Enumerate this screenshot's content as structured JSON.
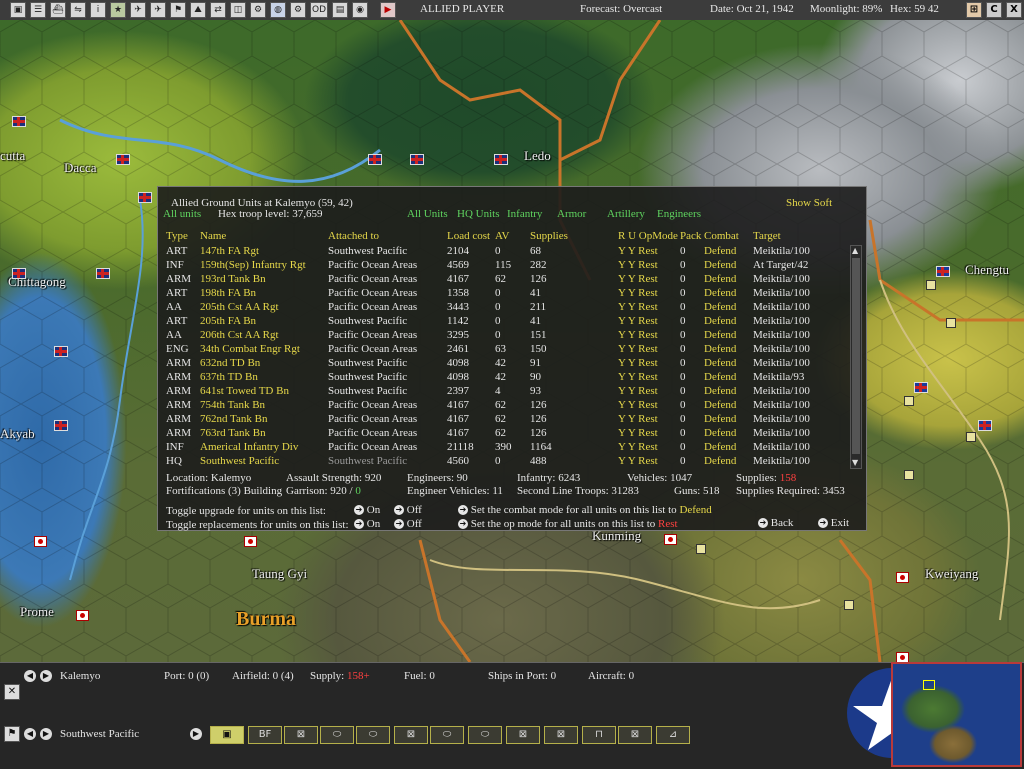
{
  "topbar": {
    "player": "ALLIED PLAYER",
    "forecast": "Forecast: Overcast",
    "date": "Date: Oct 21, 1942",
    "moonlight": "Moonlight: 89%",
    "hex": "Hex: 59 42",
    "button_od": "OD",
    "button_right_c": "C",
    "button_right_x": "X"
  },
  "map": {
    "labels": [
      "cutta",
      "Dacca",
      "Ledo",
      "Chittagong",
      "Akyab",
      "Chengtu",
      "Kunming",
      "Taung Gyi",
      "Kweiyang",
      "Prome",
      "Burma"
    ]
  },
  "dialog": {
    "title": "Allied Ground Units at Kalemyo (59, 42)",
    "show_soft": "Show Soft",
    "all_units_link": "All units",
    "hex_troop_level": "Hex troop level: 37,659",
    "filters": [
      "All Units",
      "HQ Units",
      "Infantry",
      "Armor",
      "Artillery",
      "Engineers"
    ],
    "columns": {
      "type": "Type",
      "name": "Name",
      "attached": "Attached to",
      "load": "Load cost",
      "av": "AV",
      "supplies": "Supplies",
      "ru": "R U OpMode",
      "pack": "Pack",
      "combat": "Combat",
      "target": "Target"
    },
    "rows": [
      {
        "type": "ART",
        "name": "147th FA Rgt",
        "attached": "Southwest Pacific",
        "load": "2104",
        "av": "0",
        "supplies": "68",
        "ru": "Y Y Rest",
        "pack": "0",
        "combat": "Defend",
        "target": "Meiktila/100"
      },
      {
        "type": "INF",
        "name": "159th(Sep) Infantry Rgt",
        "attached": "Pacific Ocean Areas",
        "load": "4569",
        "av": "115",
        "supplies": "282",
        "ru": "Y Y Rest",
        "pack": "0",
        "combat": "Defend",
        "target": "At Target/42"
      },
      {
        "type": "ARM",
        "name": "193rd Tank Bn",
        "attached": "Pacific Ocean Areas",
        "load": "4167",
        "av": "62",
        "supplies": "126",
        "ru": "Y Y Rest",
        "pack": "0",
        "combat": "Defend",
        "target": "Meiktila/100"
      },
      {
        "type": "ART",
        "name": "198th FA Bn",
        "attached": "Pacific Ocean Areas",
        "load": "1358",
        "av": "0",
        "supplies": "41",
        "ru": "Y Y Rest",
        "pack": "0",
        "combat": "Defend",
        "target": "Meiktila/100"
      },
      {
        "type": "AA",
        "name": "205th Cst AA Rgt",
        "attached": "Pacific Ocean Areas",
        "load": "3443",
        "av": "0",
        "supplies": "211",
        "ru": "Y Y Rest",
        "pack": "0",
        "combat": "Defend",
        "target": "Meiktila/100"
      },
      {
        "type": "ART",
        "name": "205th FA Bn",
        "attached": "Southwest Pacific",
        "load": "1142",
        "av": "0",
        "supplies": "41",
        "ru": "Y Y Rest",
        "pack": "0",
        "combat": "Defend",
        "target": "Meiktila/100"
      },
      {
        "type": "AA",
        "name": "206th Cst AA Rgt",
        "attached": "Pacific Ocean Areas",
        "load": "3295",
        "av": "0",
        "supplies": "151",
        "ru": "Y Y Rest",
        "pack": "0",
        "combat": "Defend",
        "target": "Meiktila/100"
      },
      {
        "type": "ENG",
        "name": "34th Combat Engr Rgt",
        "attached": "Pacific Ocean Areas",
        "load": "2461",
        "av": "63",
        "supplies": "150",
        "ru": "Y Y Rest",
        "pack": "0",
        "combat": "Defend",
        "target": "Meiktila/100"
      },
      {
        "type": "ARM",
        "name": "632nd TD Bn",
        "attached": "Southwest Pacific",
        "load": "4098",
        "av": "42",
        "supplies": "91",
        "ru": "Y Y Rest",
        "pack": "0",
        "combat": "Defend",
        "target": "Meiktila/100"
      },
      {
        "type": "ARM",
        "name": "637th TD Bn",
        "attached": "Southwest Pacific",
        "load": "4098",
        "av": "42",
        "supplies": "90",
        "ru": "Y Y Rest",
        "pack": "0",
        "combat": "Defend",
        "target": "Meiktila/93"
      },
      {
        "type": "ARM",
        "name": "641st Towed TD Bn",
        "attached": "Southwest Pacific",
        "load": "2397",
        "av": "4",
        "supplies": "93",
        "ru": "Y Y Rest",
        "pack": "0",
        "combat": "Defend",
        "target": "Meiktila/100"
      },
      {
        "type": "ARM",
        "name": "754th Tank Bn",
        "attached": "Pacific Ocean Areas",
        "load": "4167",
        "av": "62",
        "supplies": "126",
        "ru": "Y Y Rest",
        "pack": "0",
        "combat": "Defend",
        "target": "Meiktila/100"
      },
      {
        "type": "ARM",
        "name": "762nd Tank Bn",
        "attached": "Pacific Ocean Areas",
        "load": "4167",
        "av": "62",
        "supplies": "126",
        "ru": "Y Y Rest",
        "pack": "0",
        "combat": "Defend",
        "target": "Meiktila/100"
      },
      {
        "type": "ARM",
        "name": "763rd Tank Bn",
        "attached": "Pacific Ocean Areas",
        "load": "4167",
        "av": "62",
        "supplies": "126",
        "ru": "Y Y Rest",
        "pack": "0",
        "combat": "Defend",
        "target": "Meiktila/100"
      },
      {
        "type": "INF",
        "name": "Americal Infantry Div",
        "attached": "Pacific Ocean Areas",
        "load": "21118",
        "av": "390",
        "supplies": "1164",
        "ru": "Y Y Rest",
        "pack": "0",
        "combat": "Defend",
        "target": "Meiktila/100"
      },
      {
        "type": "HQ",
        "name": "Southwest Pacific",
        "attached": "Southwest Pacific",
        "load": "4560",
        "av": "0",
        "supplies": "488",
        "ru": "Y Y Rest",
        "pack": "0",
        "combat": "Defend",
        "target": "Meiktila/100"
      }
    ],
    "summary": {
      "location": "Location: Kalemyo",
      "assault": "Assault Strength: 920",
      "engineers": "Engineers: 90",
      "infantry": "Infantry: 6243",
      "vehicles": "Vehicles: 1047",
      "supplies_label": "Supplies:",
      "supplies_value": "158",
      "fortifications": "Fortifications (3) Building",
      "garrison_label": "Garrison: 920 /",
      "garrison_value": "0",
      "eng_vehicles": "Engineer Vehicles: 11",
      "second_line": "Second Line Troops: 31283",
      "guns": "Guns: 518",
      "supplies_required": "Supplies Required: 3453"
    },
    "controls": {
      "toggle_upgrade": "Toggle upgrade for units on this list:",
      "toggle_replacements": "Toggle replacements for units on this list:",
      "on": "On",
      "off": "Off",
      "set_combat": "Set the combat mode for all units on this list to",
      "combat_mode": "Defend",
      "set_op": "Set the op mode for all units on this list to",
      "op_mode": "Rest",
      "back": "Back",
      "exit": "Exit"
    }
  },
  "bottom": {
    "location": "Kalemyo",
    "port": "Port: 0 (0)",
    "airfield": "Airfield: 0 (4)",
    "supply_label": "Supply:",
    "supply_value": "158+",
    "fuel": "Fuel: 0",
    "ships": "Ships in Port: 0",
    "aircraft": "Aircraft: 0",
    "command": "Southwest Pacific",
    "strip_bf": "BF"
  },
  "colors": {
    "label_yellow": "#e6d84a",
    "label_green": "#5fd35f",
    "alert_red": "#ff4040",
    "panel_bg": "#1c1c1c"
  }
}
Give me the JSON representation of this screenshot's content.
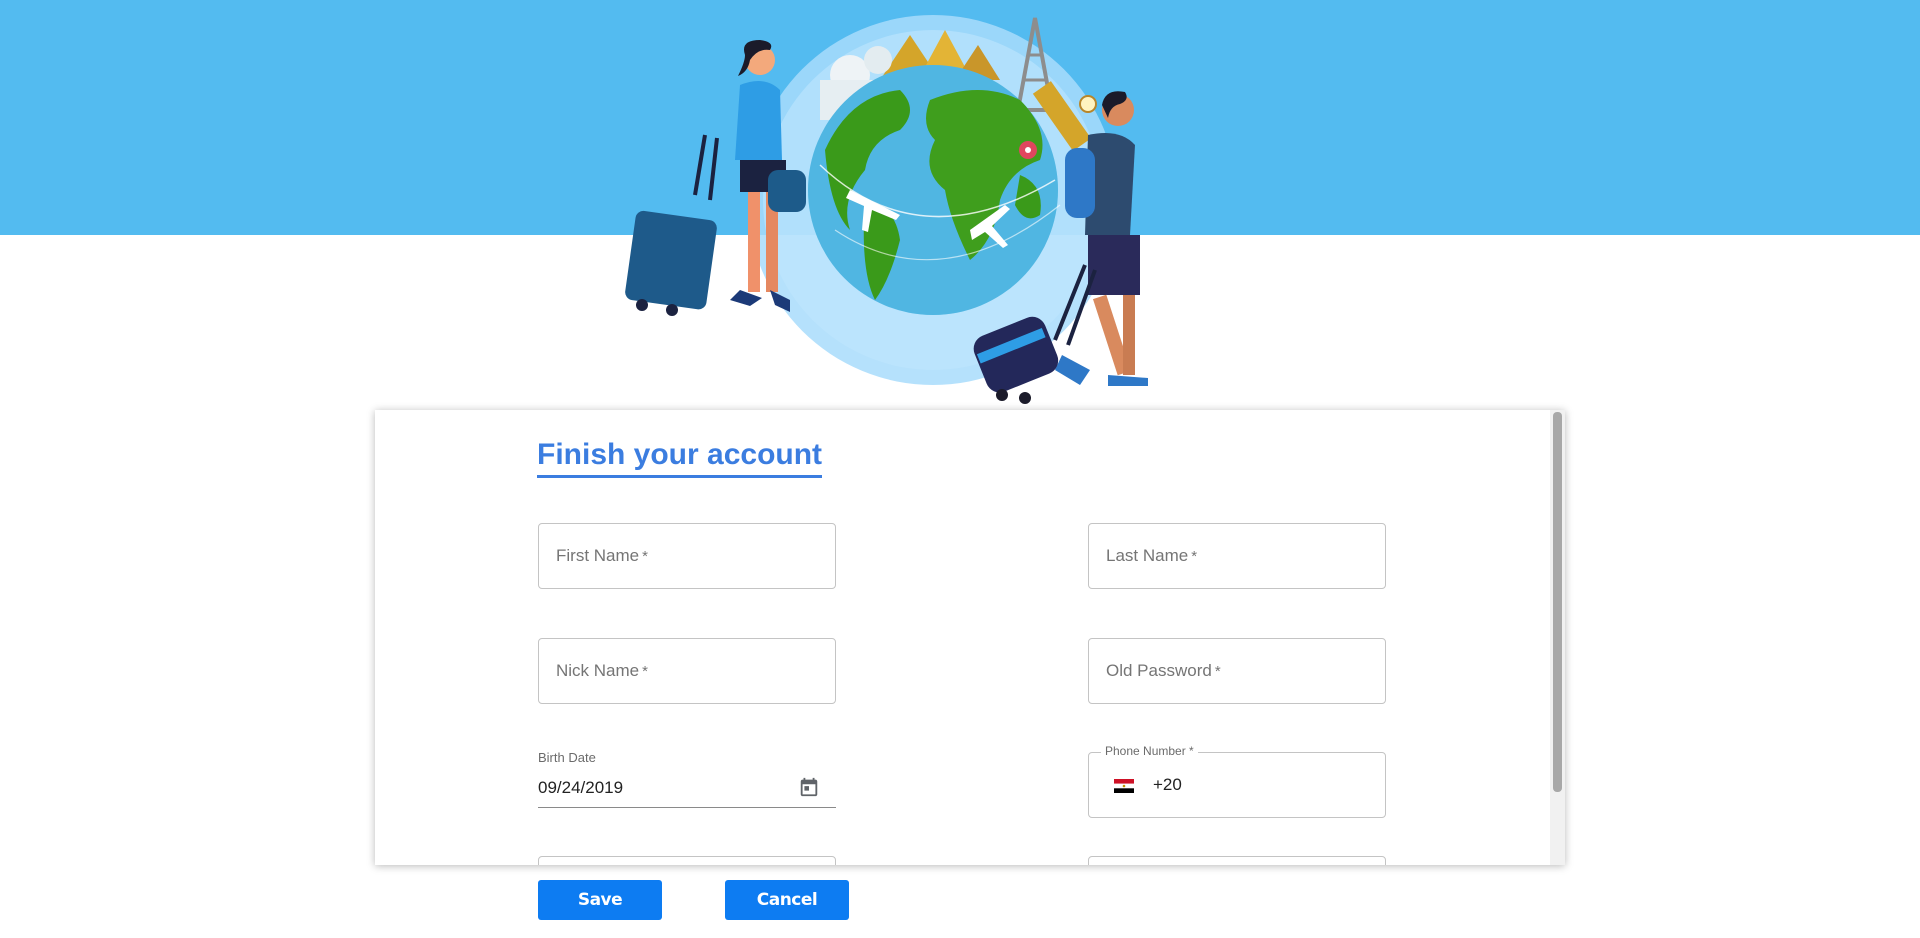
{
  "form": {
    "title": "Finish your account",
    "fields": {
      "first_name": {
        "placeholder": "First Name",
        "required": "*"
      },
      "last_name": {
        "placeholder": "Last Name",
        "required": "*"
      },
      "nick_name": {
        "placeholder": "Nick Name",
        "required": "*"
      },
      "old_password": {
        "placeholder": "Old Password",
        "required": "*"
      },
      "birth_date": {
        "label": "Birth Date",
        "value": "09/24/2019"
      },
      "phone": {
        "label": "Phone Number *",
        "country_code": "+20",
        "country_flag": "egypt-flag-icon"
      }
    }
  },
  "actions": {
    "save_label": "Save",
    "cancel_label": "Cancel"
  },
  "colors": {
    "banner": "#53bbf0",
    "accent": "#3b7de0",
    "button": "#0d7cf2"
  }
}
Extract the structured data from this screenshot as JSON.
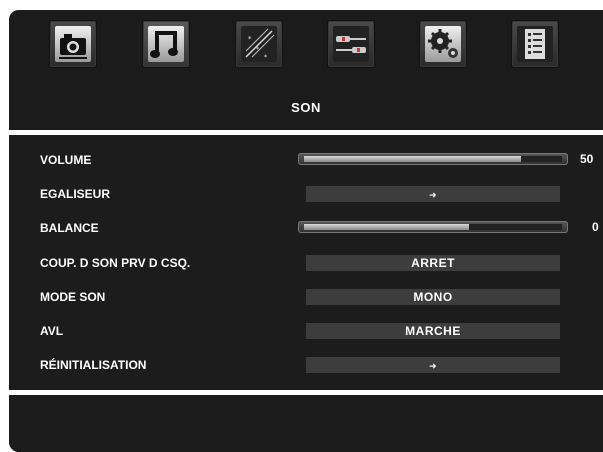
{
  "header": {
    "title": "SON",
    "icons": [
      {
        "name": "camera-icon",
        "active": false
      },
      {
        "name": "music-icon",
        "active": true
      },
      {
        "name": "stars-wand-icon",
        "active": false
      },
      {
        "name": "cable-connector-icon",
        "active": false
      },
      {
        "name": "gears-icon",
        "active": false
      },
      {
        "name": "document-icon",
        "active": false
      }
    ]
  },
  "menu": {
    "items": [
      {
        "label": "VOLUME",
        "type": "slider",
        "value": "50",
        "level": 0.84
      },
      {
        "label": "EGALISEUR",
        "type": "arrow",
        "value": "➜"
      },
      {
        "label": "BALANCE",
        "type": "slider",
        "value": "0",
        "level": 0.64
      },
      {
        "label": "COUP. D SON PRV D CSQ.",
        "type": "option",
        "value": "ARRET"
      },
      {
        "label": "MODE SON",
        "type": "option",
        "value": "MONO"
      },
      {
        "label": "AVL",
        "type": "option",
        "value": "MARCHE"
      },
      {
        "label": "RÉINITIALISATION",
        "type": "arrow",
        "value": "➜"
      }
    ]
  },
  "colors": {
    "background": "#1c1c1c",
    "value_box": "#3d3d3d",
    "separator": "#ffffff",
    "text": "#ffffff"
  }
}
________________________________________
Goal:
Go through the records above and copy every line with the word "JSON".

Task solution:
Enumerate this screenshot's content as structured JSON.
Give me the JSON representation of this screenshot's content.
Extract the structured data from this screenshot as JSON.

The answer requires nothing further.